• **Directions for this task**
Transcribe everything in the data word for word. Pictures are left out.

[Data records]
==================================================
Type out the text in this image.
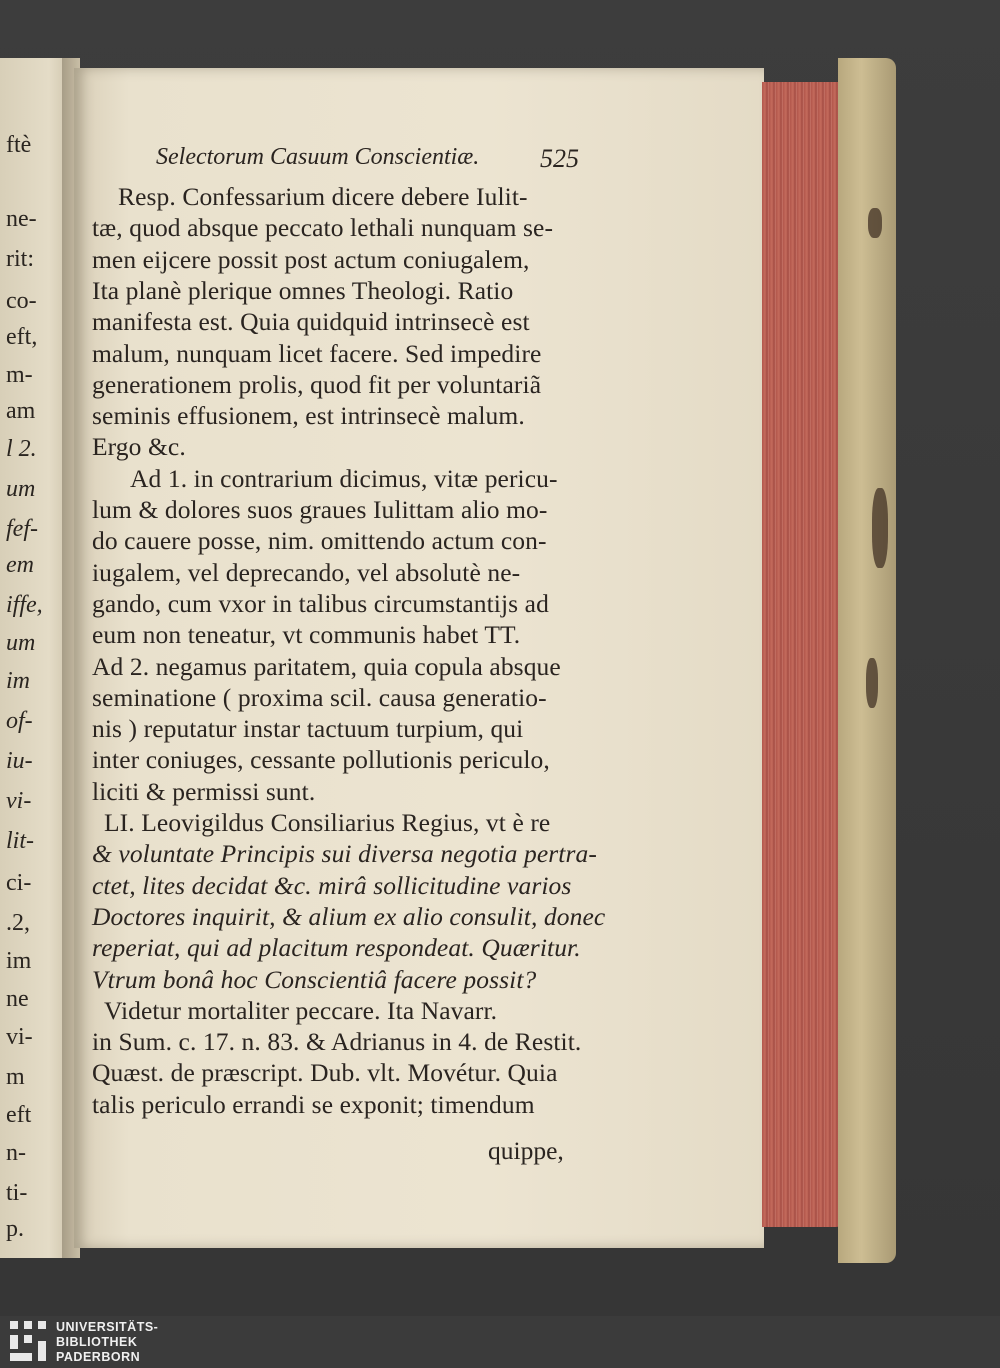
ftè
ne-
rit:
co-
eft,
m-
am
l 2.
um
fef-
em
iffe,
um
im
of-
iu-
vi-
lit-
ci-
.2,
im
ne
vi-
m
eft
n-
ti-
p.
Selectorum Casuum Conscientiæ. 525
Resp. Confessarium dicere debere Iulit-
tæ, quod absque peccato lethali nunquam se-
men eijcere possit post actum coniugalem,
Ita planè plerique omnes Theologi. Ratio
manifesta est. Quia quidquid intrinsecè est
malum, nunquam licet facere. Sed impedire
generationem prolis, quod fit per voluntariã
seminis effusionem, est intrinsecè malum.
Ergo &c.
Ad 1. in contrarium dicimus, vitæ pericu-
lum & dolores suos graues Iulittam alio mo-
do cauere posse, nim. omittendo actum con-
iugalem, vel deprecando, vel absolutè ne-
gando, cum vxor in talibus circumstantijs ad
eum non teneatur, vt communis habet TT.
Ad 2. negamus paritatem, quia copula absque
seminatione ( proxima scil. causa generatio-
nis ) reputatur instar tactuum turpium, qui
inter coniuges, cessante pollutionis periculo,
liciti & permissi sunt.
LI. Leovigildus Consiliarius Regius, vt è re
& voluntate Principis sui diversa negotia pertra-
ctet, lites decidat &c. mirâ sollicitudine varios
Doctores inquirit, & alium ex alio consulit, donec
reperiat, qui ad placitum respondeat. Quæritur.
Vtrum bonâ hoc Conscientiâ facere possit?
Videtur mortaliter peccare. Ita Navarr.
in Sum. c. 17. n. 83. & Adrianus in 4. de Restit.
Quæst. de præscript. Dub. vlt. Movétur. Quia
talis periculo errandi se exponit; timendum
quippe,
UNIVERSITÄTS-
BIBLIOTHEK
PADERBORN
==================================================
• **Worked solution**
Type out the text in this image.
ftè
ne-
rit:
co-
eft,
m-
am
l 2.
um
fef-
em
iffe,
um
im
of-
iu-
vi-
lit-
ci-
.2,
im
ne
vi-
m
eft
n-
ti-
p.
Selectorum Casuum Conscientiæ. 525
Resp. Confessarium dicere debere Iulit-
tæ, quod absque peccato lethali nunquam se-
men eijcere possit post actum coniugalem,
Ita planè plerique omnes Theologi. Ratio
manifesta est. Quia quidquid intrinsecè est
malum, nunquam licet facere. Sed impedire
generationem prolis, quod fit per voluntariã
seminis effusionem, est intrinsecè malum.
Ergo &c.
Ad 1. in contrarium dicimus, vitæ pericu-
lum & dolores suos graues Iulittam alio mo-
do cauere posse, nim. omittendo actum con-
iugalem, vel deprecando, vel absolutè ne-
gando, cum vxor in talibus circumstantijs ad
eum non teneatur, vt communis habet TT.
Ad 2. negamus paritatem, quia copula absque
seminatione ( proxima scil. causa generatio-
nis ) reputatur instar tactuum turpium, qui
inter coniuges, cessante pollutionis periculo,
liciti & permissi sunt.
LI. Leovigildus Consiliarius Regius, vt è re
& voluntate Principis sui diversa negotia pertra-
ctet, lites decidat &c. mirâ sollicitudine varios
Doctores inquirit, & alium ex alio consulit, donec
reperiat, qui ad placitum respondeat. Quæritur.
Vtrum bonâ hoc Conscientiâ facere possit?
Videtur mortaliter peccare. Ita Navarr.
in Sum. c. 17. n. 83. & Adrianus in 4. de Restit.
Quæst. de præscript. Dub. vlt. Movétur. Quia
talis periculo errandi se exponit; timendum
quippe,
UNIVERSITÄTS-
BIBLIOTHEK
PADERBORN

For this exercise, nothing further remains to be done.